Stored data

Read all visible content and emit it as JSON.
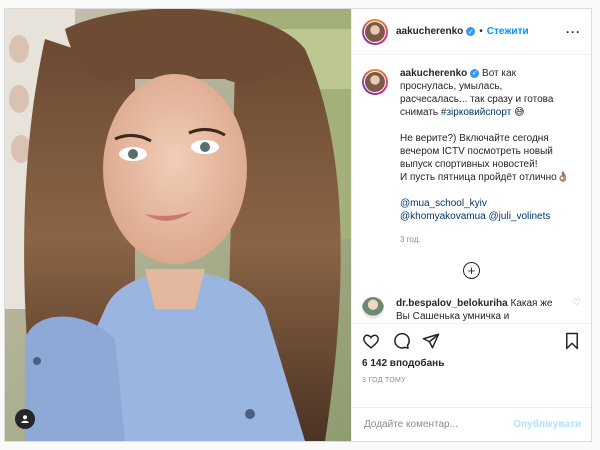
{
  "post": {
    "author": "aakucherenko",
    "follow_label": "Стежити",
    "dot": "•",
    "more_icon": "more-horizontal-icon",
    "caption": {
      "line1_text": "Вот как проснулась, умылась, расчесалась... так сразу и готова снимать ",
      "hashtag": "#зірковийспорт",
      "emoji1": "😅",
      "para2": "Не верите?) Включайте сегодня вечером ICTV посмотреть новый выпуск спортивных новостей!",
      "para3": "И пусть пятница пройдёт отлично👌🏽",
      "mention1": "@mua_school_kyiv",
      "mention2": "@khomyakovamua",
      "mention3": "@juli_volinets",
      "time": "3 год."
    },
    "comment": {
      "author": "dr.bespalov_belokuriha",
      "text": "Какая же Вы Сашенька умничка и красавица!Как и где Вас сразу"
    },
    "likes": "6 142 вподобань",
    "ago": "3 ГОД ТОМУ",
    "comment_placeholder": "Додайте коментар...",
    "publish_label": "Опублікувати"
  },
  "colors": {
    "accent": "#0095f6",
    "publish_disabled": "#b2dffc",
    "verified": "#3897f0"
  }
}
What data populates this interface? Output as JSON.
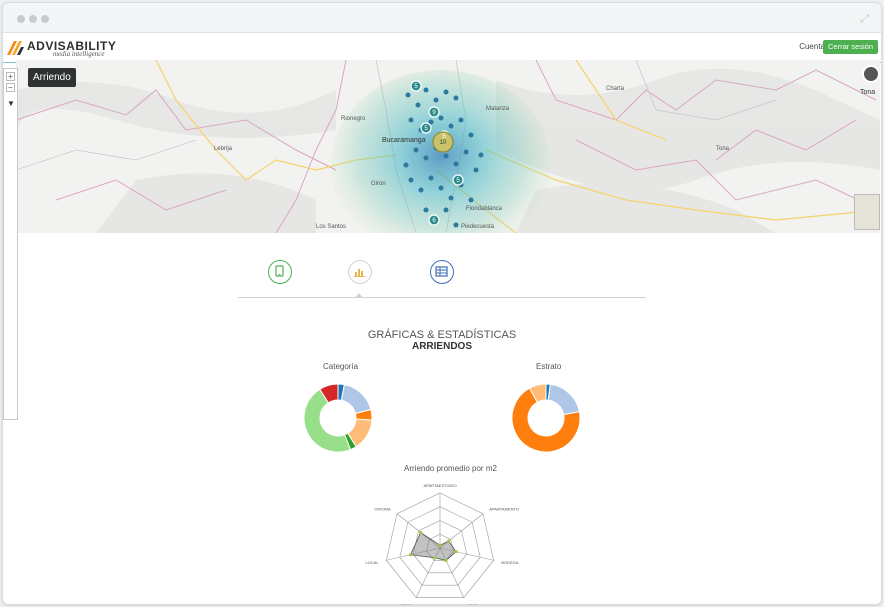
{
  "header": {
    "brand_name": "ADVISABILITY",
    "brand_tagline": "media intelligence",
    "account_label": "Cuenta",
    "logout_label": "Cerrar sesión"
  },
  "map": {
    "layer_tooltip": "Arriendo",
    "right_control_label": "Tona",
    "place_labels": [
      "Lebrija",
      "Bucaramanga",
      "Girón",
      "Floridablanca",
      "Piedecuesta",
      "Matanza",
      "Rionegro",
      "Charta",
      "Tona",
      "Los Santos"
    ],
    "cluster_badges": [
      "5",
      "5",
      "9",
      "5",
      "10",
      "5",
      "6"
    ]
  },
  "tabs": [
    {
      "name": "mobile",
      "icon": "tablet-icon",
      "color": "#4caf50"
    },
    {
      "name": "charts",
      "icon": "bar-chart-icon",
      "color": "#e9b44c"
    },
    {
      "name": "table",
      "icon": "table-icon",
      "color": "#3f6fb5"
    }
  ],
  "stats": {
    "heading": "GRÁFICAS & ESTADÍSTICAS",
    "subheading": "ARRIENDOS"
  },
  "chart_data": [
    {
      "type": "pie",
      "title": "Categoría",
      "categories": [
        "",
        "",
        "",
        "",
        "",
        "",
        ""
      ],
      "values": [
        3,
        18,
        5,
        15,
        3,
        47,
        9
      ],
      "colors": [
        "#1f77b4",
        "#aec7e8",
        "#ff7f0e",
        "#ffbb78",
        "#2ca02c",
        "#98df8a",
        "#d62728"
      ]
    },
    {
      "type": "pie",
      "title": "Estrato",
      "categories": [
        "",
        "",
        "",
        ""
      ],
      "values": [
        2,
        20,
        70,
        8
      ],
      "colors": [
        "#1f77b4",
        "#aec7e8",
        "#ff7f0e",
        "#ffbb78"
      ]
    },
    {
      "type": "radar",
      "title": "Arriendo promedio por m2",
      "categories": [
        "APARTAESTUDIO",
        "APARTAMENTO",
        "BODEGA",
        "CASA",
        "FINCA",
        "LOCAL",
        "OFICINA"
      ],
      "values": [
        0.05,
        0.2,
        0.3,
        0.25,
        0.2,
        0.55,
        0.45
      ]
    }
  ]
}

WHAT THE TASK ASKS » Exclude the pictures and repeat every other part of the records word for word.

REPLY TO THE EXERCISE »
Read all visible content and emit it as JSON.
{
  "post": {
    "author": "aakucherenko",
    "follow_label": "Стежити",
    "dot": "•",
    "more_icon": "more-horizontal-icon",
    "caption": {
      "line1_text": "Вот как проснулась, умылась, расчесалась... так сразу и готова снимать ",
      "hashtag": "#зірковийспорт",
      "emoji1": "😅",
      "para2": "Не верите?) Включайте сегодня вечером ICTV посмотреть новый выпуск спортивных новостей!",
      "para3": "И пусть пятница пройдёт отлично👌🏽",
      "mention1": "@mua_school_kyiv",
      "mention2": "@khomyakovamua",
      "mention3": "@juli_volinets",
      "time": "3 год."
    },
    "comment": {
      "author": "dr.bespalov_belokuriha",
      "text": "Какая же Вы Сашенька умничка и красавица!Как и где Вас сразу"
    },
    "likes": "6 142 вподобань",
    "ago": "3 ГОД ТОМУ",
    "comment_placeholder": "Додайте коментар...",
    "publish_label": "Опублікувати"
  },
  "colors": {
    "accent": "#0095f6",
    "publish_disabled": "#b2dffc",
    "verified": "#3897f0"
  }
}
What data populates this interface? Output as JSON.
{
  "header": {
    "brand_name": "ADVISABILITY",
    "brand_tagline": "media intelligence",
    "account_label": "Cuenta",
    "logout_label": "Cerrar sesión"
  },
  "map": {
    "layer_tooltip": "Arriendo",
    "right_control_label": "Tona",
    "place_labels": [
      "Lebrija",
      "Bucaramanga",
      "Girón",
      "Floridablanca",
      "Piedecuesta",
      "Matanza",
      "Rionegro",
      "Charta",
      "Tona",
      "Los Santos"
    ],
    "cluster_badges": [
      "5",
      "5",
      "9",
      "5",
      "10",
      "5",
      "6"
    ]
  },
  "tabs": [
    {
      "name": "mobile",
      "icon": "tablet-icon",
      "color": "#4caf50"
    },
    {
      "name": "charts",
      "icon": "bar-chart-icon",
      "color": "#e9b44c"
    },
    {
      "name": "table",
      "icon": "table-icon",
      "color": "#3f6fb5"
    }
  ],
  "stats": {
    "heading": "GRÁFICAS & ESTADÍSTICAS",
    "subheading": "ARRIENDOS"
  },
  "chart_data": [
    {
      "type": "pie",
      "title": "Categoría",
      "categories": [
        "",
        "",
        "",
        "",
        "",
        "",
        ""
      ],
      "values": [
        3,
        18,
        5,
        15,
        3,
        47,
        9
      ],
      "colors": [
        "#1f77b4",
        "#aec7e8",
        "#ff7f0e",
        "#ffbb78",
        "#2ca02c",
        "#98df8a",
        "#d62728"
      ]
    },
    {
      "type": "pie",
      "title": "Estrato",
      "categories": [
        "",
        "",
        "",
        ""
      ],
      "values": [
        2,
        20,
        70,
        8
      ],
      "colors": [
        "#1f77b4",
        "#aec7e8",
        "#ff7f0e",
        "#ffbb78"
      ]
    },
    {
      "type": "radar",
      "title": "Arriendo promedio por m2",
      "categories": [
        "APARTAESTUDIO",
        "APARTAMENTO",
        "BODEGA",
        "CASA",
        "FINCA",
        "LOCAL",
        "OFICINA"
      ],
      "values": [
        0.05,
        0.2,
        0.3,
        0.25,
        0.2,
        0.55,
        0.45
      ]
    }
  ]
}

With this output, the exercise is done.